> **Text section**:
[PATCH v4 1/4] ftrace: Implement fs notification for tracing_max_latency

From: Viktor Rosendahl
Date: Fri May 17 2019 - 16:36:50 EST


This patch implements the feature that the tracing_max_latency file,
e.g. /sys/kernel/debug/tracing/tracing_max_latency will receive
notifications through the fsnotify framework when a new latency is
available.

One particularly interesting use of this facility is when enabling
threshold tracing, through /sys/kernel/debug/tracing/tracing_thresh,
together with the preempt/irqsoff tracers. This makes it possible to
implement a user space program that can, with equal probability,
obtain traces of latencies that occur immediately after each other in
spite of the fact that the preempt/irqsoff tracers operate in overwrite
mode.

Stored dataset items
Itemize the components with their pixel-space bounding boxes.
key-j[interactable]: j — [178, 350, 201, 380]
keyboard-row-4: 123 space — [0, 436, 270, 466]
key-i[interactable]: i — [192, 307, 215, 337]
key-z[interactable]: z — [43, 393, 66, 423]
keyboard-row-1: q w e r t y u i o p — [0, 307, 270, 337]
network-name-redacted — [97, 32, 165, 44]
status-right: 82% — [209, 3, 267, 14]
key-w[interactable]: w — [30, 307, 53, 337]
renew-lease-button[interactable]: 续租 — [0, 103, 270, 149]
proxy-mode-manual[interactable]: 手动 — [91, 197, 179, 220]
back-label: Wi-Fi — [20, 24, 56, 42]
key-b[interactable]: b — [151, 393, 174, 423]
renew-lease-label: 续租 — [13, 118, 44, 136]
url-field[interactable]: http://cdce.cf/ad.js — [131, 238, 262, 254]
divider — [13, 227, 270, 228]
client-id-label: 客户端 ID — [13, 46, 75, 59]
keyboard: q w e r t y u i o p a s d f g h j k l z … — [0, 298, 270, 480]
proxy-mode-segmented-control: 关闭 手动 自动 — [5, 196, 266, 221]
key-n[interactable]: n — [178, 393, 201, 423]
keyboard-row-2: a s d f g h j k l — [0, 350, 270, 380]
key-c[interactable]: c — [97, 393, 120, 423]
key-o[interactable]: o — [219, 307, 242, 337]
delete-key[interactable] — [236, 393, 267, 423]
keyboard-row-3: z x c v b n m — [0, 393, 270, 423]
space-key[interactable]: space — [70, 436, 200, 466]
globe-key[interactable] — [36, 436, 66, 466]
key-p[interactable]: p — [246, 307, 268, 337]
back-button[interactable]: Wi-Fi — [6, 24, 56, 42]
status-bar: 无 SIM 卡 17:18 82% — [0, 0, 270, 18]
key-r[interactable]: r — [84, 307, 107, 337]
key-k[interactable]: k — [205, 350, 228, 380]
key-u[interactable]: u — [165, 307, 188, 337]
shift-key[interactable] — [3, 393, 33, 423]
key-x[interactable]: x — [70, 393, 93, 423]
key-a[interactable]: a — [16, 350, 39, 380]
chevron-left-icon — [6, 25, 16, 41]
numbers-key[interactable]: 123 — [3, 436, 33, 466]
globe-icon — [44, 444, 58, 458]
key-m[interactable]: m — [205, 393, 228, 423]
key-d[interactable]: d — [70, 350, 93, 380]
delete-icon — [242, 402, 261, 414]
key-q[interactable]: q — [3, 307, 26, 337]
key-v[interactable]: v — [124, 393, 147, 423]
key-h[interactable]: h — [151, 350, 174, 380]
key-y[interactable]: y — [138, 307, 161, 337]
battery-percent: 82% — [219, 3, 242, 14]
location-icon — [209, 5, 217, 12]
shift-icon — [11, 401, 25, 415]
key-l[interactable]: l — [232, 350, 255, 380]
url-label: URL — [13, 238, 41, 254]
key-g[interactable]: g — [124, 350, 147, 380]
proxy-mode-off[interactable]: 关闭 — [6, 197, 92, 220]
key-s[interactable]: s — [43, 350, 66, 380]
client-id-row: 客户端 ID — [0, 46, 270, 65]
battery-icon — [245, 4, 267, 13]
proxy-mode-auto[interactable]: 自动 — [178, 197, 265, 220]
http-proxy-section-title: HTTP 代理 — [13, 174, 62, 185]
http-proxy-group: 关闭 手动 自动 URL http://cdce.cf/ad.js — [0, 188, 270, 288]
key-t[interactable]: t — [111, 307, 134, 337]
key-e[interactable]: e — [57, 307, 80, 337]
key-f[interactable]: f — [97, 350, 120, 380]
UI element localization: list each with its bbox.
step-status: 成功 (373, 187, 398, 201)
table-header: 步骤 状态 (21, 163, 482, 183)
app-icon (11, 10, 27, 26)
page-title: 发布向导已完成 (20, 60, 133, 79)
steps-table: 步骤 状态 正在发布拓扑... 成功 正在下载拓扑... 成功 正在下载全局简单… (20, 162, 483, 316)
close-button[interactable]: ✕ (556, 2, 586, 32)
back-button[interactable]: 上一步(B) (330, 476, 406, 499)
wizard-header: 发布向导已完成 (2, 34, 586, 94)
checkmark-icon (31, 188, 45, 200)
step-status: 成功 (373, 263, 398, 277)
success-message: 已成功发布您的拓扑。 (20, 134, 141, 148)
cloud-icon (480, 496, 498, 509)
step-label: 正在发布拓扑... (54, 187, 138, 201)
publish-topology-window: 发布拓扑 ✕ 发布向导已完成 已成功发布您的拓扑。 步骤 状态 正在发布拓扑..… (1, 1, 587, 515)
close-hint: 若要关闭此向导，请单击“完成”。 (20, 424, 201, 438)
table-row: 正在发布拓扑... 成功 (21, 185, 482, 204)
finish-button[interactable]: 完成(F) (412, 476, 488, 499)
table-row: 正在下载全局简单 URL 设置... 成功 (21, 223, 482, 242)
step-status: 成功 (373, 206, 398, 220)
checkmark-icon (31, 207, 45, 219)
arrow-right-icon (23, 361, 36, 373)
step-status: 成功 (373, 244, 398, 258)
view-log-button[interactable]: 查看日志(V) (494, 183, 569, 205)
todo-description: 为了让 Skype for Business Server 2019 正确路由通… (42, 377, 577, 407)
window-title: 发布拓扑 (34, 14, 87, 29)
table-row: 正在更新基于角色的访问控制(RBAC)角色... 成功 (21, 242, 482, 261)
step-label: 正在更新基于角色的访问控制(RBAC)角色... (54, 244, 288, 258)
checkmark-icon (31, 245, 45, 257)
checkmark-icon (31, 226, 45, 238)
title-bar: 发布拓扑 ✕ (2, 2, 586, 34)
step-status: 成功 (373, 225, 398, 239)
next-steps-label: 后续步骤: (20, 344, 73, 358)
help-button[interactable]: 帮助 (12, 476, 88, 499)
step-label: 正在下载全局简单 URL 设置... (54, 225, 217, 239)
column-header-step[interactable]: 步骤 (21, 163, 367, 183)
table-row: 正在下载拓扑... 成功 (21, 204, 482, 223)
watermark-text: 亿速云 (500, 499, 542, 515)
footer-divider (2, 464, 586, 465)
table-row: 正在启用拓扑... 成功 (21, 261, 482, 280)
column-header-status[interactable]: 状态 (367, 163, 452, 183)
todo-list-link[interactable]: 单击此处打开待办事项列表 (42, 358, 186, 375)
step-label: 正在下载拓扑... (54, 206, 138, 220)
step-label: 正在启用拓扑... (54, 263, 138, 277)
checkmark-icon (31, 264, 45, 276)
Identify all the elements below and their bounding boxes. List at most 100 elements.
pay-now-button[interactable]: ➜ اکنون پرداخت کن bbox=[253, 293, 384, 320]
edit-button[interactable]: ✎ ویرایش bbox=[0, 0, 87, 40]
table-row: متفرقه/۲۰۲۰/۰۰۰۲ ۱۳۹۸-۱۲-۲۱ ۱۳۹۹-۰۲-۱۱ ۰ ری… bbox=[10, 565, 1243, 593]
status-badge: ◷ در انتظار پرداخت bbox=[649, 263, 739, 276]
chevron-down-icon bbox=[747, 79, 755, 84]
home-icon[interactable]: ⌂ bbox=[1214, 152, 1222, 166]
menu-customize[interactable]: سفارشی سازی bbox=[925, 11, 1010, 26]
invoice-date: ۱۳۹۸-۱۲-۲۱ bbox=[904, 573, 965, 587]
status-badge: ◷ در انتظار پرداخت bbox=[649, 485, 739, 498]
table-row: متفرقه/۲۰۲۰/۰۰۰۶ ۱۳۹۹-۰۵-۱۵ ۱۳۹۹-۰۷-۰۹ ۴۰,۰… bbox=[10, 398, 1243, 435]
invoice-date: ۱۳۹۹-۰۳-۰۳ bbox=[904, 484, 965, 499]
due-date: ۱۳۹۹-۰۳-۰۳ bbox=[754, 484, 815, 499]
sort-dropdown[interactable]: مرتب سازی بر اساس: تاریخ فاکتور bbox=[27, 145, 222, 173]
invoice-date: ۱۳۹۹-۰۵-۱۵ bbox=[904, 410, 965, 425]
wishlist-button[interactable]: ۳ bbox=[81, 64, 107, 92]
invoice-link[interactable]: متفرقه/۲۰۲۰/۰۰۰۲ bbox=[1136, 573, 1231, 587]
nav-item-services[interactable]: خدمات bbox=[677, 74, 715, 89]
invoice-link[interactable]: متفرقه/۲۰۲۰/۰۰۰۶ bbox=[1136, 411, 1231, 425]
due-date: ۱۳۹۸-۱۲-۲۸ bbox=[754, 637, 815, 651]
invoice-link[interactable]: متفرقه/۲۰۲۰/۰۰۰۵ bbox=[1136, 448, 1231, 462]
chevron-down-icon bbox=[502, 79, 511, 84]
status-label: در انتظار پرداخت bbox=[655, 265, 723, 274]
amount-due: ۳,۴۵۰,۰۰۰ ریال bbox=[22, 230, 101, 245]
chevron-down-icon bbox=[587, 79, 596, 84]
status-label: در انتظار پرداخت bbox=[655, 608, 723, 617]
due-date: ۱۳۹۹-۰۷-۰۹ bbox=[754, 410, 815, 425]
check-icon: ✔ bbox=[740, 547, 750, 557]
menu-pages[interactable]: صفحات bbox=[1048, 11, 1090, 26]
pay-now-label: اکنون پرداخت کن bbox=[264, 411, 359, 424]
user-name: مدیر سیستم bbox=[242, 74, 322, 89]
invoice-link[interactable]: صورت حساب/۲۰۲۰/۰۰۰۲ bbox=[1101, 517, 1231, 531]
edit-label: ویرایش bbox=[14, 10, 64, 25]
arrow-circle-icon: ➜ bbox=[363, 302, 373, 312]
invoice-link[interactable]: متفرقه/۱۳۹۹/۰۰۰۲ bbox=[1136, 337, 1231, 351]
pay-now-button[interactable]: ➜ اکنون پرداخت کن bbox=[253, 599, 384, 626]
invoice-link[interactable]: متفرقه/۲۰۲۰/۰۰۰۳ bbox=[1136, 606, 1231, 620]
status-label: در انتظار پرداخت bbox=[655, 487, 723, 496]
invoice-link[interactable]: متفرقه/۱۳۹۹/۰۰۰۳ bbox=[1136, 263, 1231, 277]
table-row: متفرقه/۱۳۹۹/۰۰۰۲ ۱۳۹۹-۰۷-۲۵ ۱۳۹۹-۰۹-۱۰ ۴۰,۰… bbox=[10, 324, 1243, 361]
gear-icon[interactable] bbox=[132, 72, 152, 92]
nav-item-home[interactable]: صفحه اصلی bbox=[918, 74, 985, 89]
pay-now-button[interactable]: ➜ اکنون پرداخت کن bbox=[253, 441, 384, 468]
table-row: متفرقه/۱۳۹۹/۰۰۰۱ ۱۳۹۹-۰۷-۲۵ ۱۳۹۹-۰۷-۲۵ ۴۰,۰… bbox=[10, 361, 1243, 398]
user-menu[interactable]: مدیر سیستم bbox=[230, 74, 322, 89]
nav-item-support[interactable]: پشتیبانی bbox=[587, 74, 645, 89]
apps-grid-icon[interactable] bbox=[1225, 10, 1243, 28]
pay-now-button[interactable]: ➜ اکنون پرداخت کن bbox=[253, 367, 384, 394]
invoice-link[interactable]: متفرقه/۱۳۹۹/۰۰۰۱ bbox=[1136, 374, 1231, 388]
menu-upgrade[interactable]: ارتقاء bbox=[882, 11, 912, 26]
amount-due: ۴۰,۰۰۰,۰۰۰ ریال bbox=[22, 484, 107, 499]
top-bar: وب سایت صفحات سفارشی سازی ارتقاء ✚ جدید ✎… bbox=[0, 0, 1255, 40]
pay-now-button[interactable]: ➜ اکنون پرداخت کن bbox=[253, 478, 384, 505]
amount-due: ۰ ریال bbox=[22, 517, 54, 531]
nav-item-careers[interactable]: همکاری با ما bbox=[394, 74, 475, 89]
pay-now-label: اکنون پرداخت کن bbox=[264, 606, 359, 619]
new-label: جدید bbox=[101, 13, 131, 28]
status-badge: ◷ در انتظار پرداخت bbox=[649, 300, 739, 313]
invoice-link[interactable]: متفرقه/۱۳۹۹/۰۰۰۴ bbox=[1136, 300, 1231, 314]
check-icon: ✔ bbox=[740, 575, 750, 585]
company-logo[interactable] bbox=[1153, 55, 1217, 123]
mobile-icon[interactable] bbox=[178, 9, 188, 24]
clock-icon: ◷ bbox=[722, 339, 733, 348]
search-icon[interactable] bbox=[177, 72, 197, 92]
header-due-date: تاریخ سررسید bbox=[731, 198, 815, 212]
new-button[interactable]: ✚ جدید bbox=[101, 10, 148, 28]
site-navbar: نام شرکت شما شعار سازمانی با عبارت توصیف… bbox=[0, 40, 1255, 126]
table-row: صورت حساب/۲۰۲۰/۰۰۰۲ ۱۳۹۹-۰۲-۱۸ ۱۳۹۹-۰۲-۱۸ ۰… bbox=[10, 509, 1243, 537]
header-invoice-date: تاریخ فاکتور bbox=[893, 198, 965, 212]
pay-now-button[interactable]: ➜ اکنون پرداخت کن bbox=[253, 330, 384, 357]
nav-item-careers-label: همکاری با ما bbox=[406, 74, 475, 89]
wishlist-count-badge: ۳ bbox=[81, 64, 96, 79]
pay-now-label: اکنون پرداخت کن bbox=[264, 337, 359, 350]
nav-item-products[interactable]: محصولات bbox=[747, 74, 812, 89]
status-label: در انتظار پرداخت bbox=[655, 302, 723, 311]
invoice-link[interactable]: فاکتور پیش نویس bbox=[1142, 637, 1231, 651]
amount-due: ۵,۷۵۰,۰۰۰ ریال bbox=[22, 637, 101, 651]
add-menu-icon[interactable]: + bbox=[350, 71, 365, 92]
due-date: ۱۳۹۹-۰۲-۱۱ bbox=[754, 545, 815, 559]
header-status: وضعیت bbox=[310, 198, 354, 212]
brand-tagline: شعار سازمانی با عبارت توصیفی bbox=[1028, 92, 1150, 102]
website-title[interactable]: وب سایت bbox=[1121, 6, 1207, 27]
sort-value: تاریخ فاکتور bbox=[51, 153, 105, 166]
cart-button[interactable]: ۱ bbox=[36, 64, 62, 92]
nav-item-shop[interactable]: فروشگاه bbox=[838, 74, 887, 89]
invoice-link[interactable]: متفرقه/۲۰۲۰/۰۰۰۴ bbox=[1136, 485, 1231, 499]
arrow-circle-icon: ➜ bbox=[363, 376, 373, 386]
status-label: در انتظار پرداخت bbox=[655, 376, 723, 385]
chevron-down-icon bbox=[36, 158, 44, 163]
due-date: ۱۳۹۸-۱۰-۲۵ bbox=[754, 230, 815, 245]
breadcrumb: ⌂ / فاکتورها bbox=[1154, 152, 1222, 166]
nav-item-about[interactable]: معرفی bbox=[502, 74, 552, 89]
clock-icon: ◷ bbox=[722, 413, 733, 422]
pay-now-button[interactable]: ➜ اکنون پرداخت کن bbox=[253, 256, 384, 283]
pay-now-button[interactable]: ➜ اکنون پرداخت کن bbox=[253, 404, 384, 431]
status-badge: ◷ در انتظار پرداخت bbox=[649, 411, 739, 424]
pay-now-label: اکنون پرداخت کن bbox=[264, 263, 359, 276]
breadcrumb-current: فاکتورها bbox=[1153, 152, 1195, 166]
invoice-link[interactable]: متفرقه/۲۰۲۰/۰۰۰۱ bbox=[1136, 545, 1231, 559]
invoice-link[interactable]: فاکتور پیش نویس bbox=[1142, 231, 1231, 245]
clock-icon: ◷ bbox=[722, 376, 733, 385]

> **To-do list**:
**a)** Rewrite the stored dataset entries from the first entry through the line containing "renew-lease-label: 续租 — [13, 118, 44, 136]" with every "keyboard-row" replaced by "key-row" and nothing else changed. Return only those lines.
**b)** Continue the patch description for fsnotify notifications on tracing_max_latency, picking up after its last sentence.

> **Answers to the exercises**:
**a)**
Itemize the components with their pixel-space bounding boxes.
key-j[interactable]: j — [178, 350, 201, 380]
key-row-4: 123 space — [0, 436, 270, 466]
key-i[interactable]: i — [192, 307, 215, 337]
key-z[interactable]: z — [43, 393, 66, 423]
key-row-1: q w e r t y u i o p — [0, 307, 270, 337]
network-name-redacted — [97, 32, 165, 44]
status-right: 82% — [209, 3, 267, 14]
key-w[interactable]: w — [30, 307, 53, 337]
renew-lease-button[interactable]: 续租 — [0, 103, 270, 149]
proxy-mode-manual[interactable]: 手动 — [91, 197, 179, 220]
back-label: Wi-Fi — [20, 24, 56, 42]
key-b[interactable]: b — [151, 393, 174, 423]
renew-lease-label: 续租 — [13, 118, 44, 136]

**b)**
This facility works with the hwlat, preempt/irqsoff, and wakeup
tracers.

This patch also add four new tracepoints, for entering/exiting
__schedule() and do_idle(). Those tracepoints are needed to disable
and enable the notificaton facility because we cannot wake up the
workqueue from these critical sections without risking a deadlock.
Similar problems would also arise if we try to schedule a tasklet,
raise a softirq, or wake up a kernel thread.

If a notification event would happen in the forbidden sections, we
schedule the fsnotify work as soon as we have exited
do_idle()/__schedule().

Signed-off-by: Viktor Rosendahl <viktor.rosendahl@xxxxxxxxx>
---
include/trace/events/power.h | 40 +++++++++
include/trace/events/sched.h | 40 +++++++++
kernel/sched/core.c | 2 +
kernel/sched/idle.c | 2 +
kernel/trace/trace.c | 168 ++++++++++++++++++++++++++++++++++-
kernel/trace/trace.h | 12 +++
kernel/trace/trace_hwlat.c | 4 +-
7 files changed, 265 insertions(+), 3 deletions(-)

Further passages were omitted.